**Objective:**
Which lines hold the word "name"? Copy each of them from the material.

#### Data entries ####

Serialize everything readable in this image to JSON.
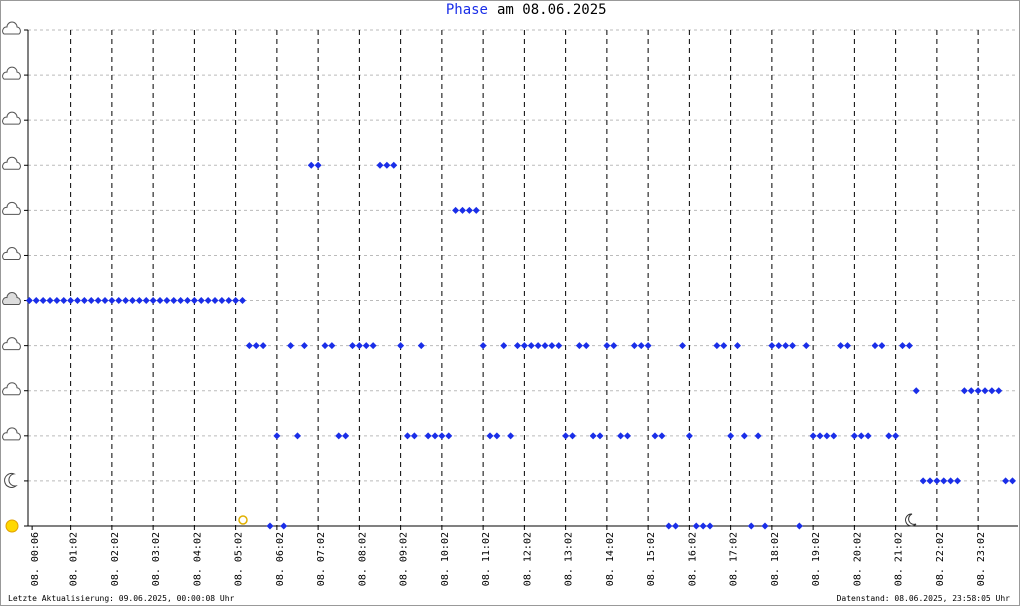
{
  "chart_data": {
    "type": "scatter",
    "title_highlight": "Phase",
    "title": "am 08.06.2025",
    "footer_left": "Letzte Aktualisierung: 09.06.2025, 00:00:08 Uhr",
    "footer_right": "Datenstand: 08.06.2025, 23:58:05 Uhr",
    "color": "#1a2ee8",
    "xlim": [
      0,
      1440
    ],
    "ylim": [
      0,
      11
    ],
    "yticks": [
      0,
      1,
      2,
      3,
      4,
      5,
      6,
      7,
      8,
      9,
      10,
      11
    ],
    "xticks": [
      {
        "value": 6,
        "label": "08. 00:06"
      },
      {
        "value": 62,
        "label": "08. 01:02"
      },
      {
        "value": 122,
        "label": "08. 02:02"
      },
      {
        "value": 182,
        "label": "08. 03:02"
      },
      {
        "value": 242,
        "label": "08. 04:02"
      },
      {
        "value": 302,
        "label": "08. 05:02"
      },
      {
        "value": 362,
        "label": "08. 06:02"
      },
      {
        "value": 422,
        "label": "08. 07:02"
      },
      {
        "value": 482,
        "label": "08. 08:02"
      },
      {
        "value": 542,
        "label": "08. 09:02"
      },
      {
        "value": 602,
        "label": "08. 10:02"
      },
      {
        "value": 662,
        "label": "08. 11:02"
      },
      {
        "value": 722,
        "label": "08. 12:02"
      },
      {
        "value": 782,
        "label": "08. 13:02"
      },
      {
        "value": 842,
        "label": "08. 14:02"
      },
      {
        "value": 902,
        "label": "08. 15:02"
      },
      {
        "value": 962,
        "label": "08. 16:02"
      },
      {
        "value": 1022,
        "label": "08. 17:02"
      },
      {
        "value": 1082,
        "label": "08. 18:02"
      },
      {
        "value": 1142,
        "label": "08. 19:02"
      },
      {
        "value": 1202,
        "label": "08. 20:02"
      },
      {
        "value": 1262,
        "label": "08. 21:02"
      },
      {
        "value": 1322,
        "label": "08. 22:02"
      },
      {
        "value": 1382,
        "label": "08. 23:02"
      }
    ],
    "x": [
      2,
      12,
      22,
      32,
      42,
      52,
      62,
      72,
      82,
      92,
      102,
      112,
      122,
      132,
      142,
      152,
      162,
      172,
      182,
      192,
      202,
      212,
      222,
      232,
      242,
      252,
      262,
      272,
      282,
      292,
      302,
      312,
      322,
      332,
      342,
      352,
      362,
      372,
      382,
      392,
      402,
      412,
      422,
      432,
      442,
      452,
      462,
      472,
      482,
      492,
      502,
      512,
      522,
      532,
      542,
      552,
      562,
      572,
      582,
      592,
      602,
      612,
      622,
      632,
      642,
      652,
      662,
      672,
      682,
      692,
      702,
      712,
      722,
      732,
      742,
      752,
      762,
      772,
      782,
      792,
      802,
      812,
      822,
      832,
      842,
      852,
      862,
      872,
      882,
      892,
      902,
      912,
      922,
      932,
      942,
      952,
      962,
      972,
      982,
      992,
      1002,
      1012,
      1022,
      1032,
      1042,
      1052,
      1062,
      1072,
      1082,
      1092,
      1102,
      1112,
      1122,
      1132,
      1142,
      1152,
      1162,
      1172,
      1182,
      1192,
      1202,
      1212,
      1222,
      1232,
      1242,
      1252,
      1262,
      1272,
      1282,
      1292,
      1302,
      1312,
      1322,
      1332,
      1342,
      1352,
      1362,
      1372,
      1382,
      1392,
      1402,
      1412,
      1422,
      1432
    ],
    "values": [
      5,
      5,
      5,
      5,
      5,
      5,
      5,
      5,
      5,
      5,
      5,
      5,
      5,
      5,
      5,
      5,
      5,
      5,
      5,
      5,
      5,
      5,
      5,
      5,
      5,
      5,
      5,
      5,
      5,
      5,
      5,
      5,
      4,
      4,
      4,
      0,
      2,
      0,
      4,
      2,
      4,
      8,
      8,
      4,
      4,
      2,
      2,
      4,
      4,
      4,
      4,
      8,
      8,
      8,
      4,
      2,
      2,
      4,
      2,
      2,
      2,
      2,
      7,
      7,
      7,
      7,
      4,
      2,
      2,
      4,
      2,
      4,
      4,
      4,
      4,
      4,
      4,
      4,
      2,
      2,
      4,
      4,
      2,
      2,
      4,
      4,
      2,
      2,
      4,
      4,
      4,
      2,
      2,
      0,
      0,
      4,
      2,
      0,
      0,
      0,
      4,
      4,
      2,
      4,
      2,
      0,
      2,
      0,
      4,
      4,
      4,
      4,
      0,
      4,
      2,
      2,
      2,
      2,
      4,
      4,
      2,
      2,
      2,
      4,
      4,
      2,
      2,
      4,
      4,
      3,
      1,
      1,
      1,
      1,
      1,
      1,
      3,
      3,
      3,
      3,
      3,
      3,
      1,
      1
    ]
  }
}
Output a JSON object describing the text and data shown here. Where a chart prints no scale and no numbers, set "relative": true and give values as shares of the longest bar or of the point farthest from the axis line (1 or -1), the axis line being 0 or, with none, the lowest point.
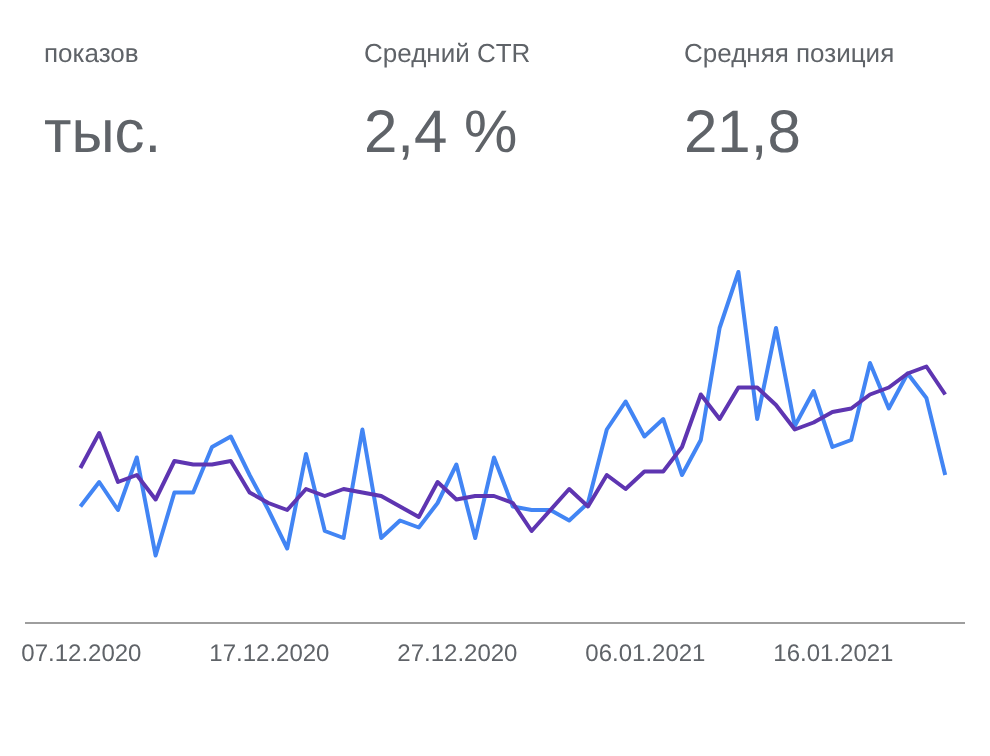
{
  "chart_data": {
    "annotations": [
      "показов",
      "тыс.",
      "Средний CTR",
      "2,4 %",
      "Средняя позиция",
      "21,8"
    ],
    "type": "line",
    "relative": true,
    "legend": false,
    "marker": "none",
    "line_style": "solid",
    "x": [
      "2020-12-07",
      "2020-12-08",
      "2020-12-09",
      "2020-12-10",
      "2020-12-11",
      "2020-12-12",
      "2020-12-13",
      "2020-12-14",
      "2020-12-15",
      "2020-12-16",
      "2020-12-17",
      "2020-12-18",
      "2020-12-19",
      "2020-12-20",
      "2020-12-21",
      "2020-12-22",
      "2020-12-23",
      "2020-12-24",
      "2020-12-25",
      "2020-12-26",
      "2020-12-27",
      "2020-12-28",
      "2020-12-29",
      "2020-12-30",
      "2020-12-31",
      "2021-01-01",
      "2021-01-02",
      "2021-01-03",
      "2021-01-04",
      "2021-01-05",
      "2021-01-06",
      "2021-01-07",
      "2021-01-08",
      "2021-01-09",
      "2021-01-10",
      "2021-01-11",
      "2021-01-12",
      "2021-01-13",
      "2021-01-14",
      "2021-01-15",
      "2021-01-16",
      "2021-01-17",
      "2021-01-18",
      "2021-01-19",
      "2021-01-20",
      "2021-01-21",
      "2021-01-22"
    ],
    "xlim": [
      "2020-12-04",
      "2021-01-23"
    ],
    "xticks": [
      {
        "value": "2020-12-07",
        "label": "07.12.2020"
      },
      {
        "value": "2020-12-17",
        "label": "17.12.2020"
      },
      {
        "value": "2020-12-27",
        "label": "27.12.2020"
      },
      {
        "value": "2021-01-06",
        "label": "06.01.2021"
      },
      {
        "value": "2021-01-16",
        "label": "16.01.2021"
      }
    ],
    "series": [
      {
        "color": "#4285f4",
        "values": [
          0.33,
          0.4,
          0.32,
          0.47,
          0.19,
          0.37,
          0.37,
          0.5,
          0.53,
          0.42,
          0.32,
          0.21,
          0.48,
          0.26,
          0.24,
          0.55,
          0.24,
          0.29,
          0.27,
          0.34,
          0.45,
          0.24,
          0.47,
          0.33,
          0.32,
          0.32,
          0.29,
          0.34,
          0.55,
          0.63,
          0.53,
          0.58,
          0.42,
          0.52,
          0.84,
          1,
          0.58,
          0.84,
          0.56,
          0.66,
          0.5,
          0.52,
          0.74,
          0.61,
          0.71,
          0.64,
          0.42
        ]
      },
      {
        "color": "#5e35b1",
        "values": [
          0.44,
          0.54,
          0.4,
          0.42,
          0.35,
          0.46,
          0.45,
          0.45,
          0.46,
          0.37,
          0.34,
          0.32,
          0.38,
          0.36,
          0.38,
          0.37,
          0.36,
          0.33,
          0.3,
          0.4,
          0.35,
          0.36,
          0.36,
          0.34,
          0.26,
          0.32,
          0.38,
          0.33,
          0.42,
          0.38,
          0.43,
          0.43,
          0.5,
          0.65,
          0.58,
          0.67,
          0.67,
          0.62,
          0.55,
          0.57,
          0.6,
          0.61,
          0.65,
          0.67,
          0.71,
          0.73,
          0.65
        ]
      }
    ]
  }
}
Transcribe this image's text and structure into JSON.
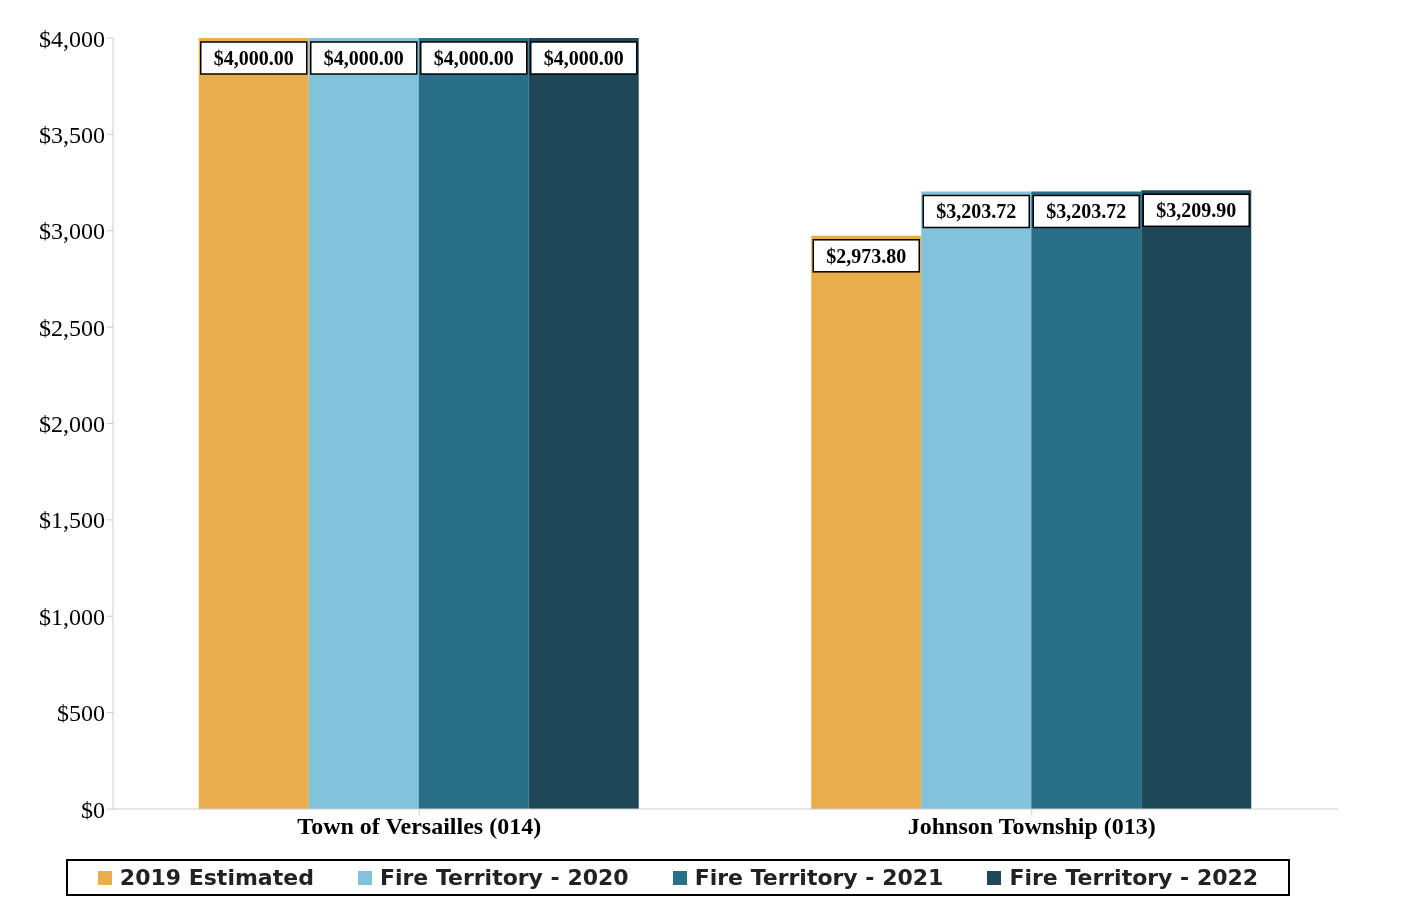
{
  "chart_data": {
    "type": "bar",
    "categories": [
      "Town of Versailles (014)",
      "Johnson Township (013)"
    ],
    "series": [
      {
        "name": "2019 Estimated",
        "color": "#eaad4b",
        "values": [
          4000,
          2973.8
        ],
        "value_labels": [
          "$4,000.00",
          "$2,973.80"
        ]
      },
      {
        "name": "Fire Territory - 2020",
        "color": "#82c3db",
        "values": [
          4000,
          3203.72
        ],
        "value_labels": [
          "$4,000.00",
          "$3,203.72"
        ]
      },
      {
        "name": "Fire Territory - 2021",
        "color": "#2a6f88",
        "values": [
          4000,
          3203.72
        ],
        "value_labels": [
          "$4,000.00",
          "$3,203.72"
        ]
      },
      {
        "name": "Fire Territory - 2022",
        "color": "#1e4858",
        "values": [
          4000,
          3209.9
        ],
        "value_labels": [
          "$4,000.00",
          "$3,209.90"
        ]
      }
    ],
    "ylim": [
      0,
      4000
    ],
    "yticks": [
      {
        "value": 0,
        "label": "$0"
      },
      {
        "value": 500,
        "label": "$500"
      },
      {
        "value": 1000,
        "label": "$1,000"
      },
      {
        "value": 1500,
        "label": "$1,500"
      },
      {
        "value": 2000,
        "label": "$2,000"
      },
      {
        "value": 2500,
        "label": "$2,500"
      },
      {
        "value": 3000,
        "label": "$3,000"
      },
      {
        "value": 3500,
        "label": "$3,500"
      },
      {
        "value": 4000,
        "label": "$4,000"
      }
    ],
    "grid": false,
    "legend": "bottom"
  }
}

####

**Problem solution:**
        "name": "2019 Estimated",
        "name": "Fire Territory - 2020",
        "name": "Fire Territory - 2021",
        "name": "Fire Territory - 2022",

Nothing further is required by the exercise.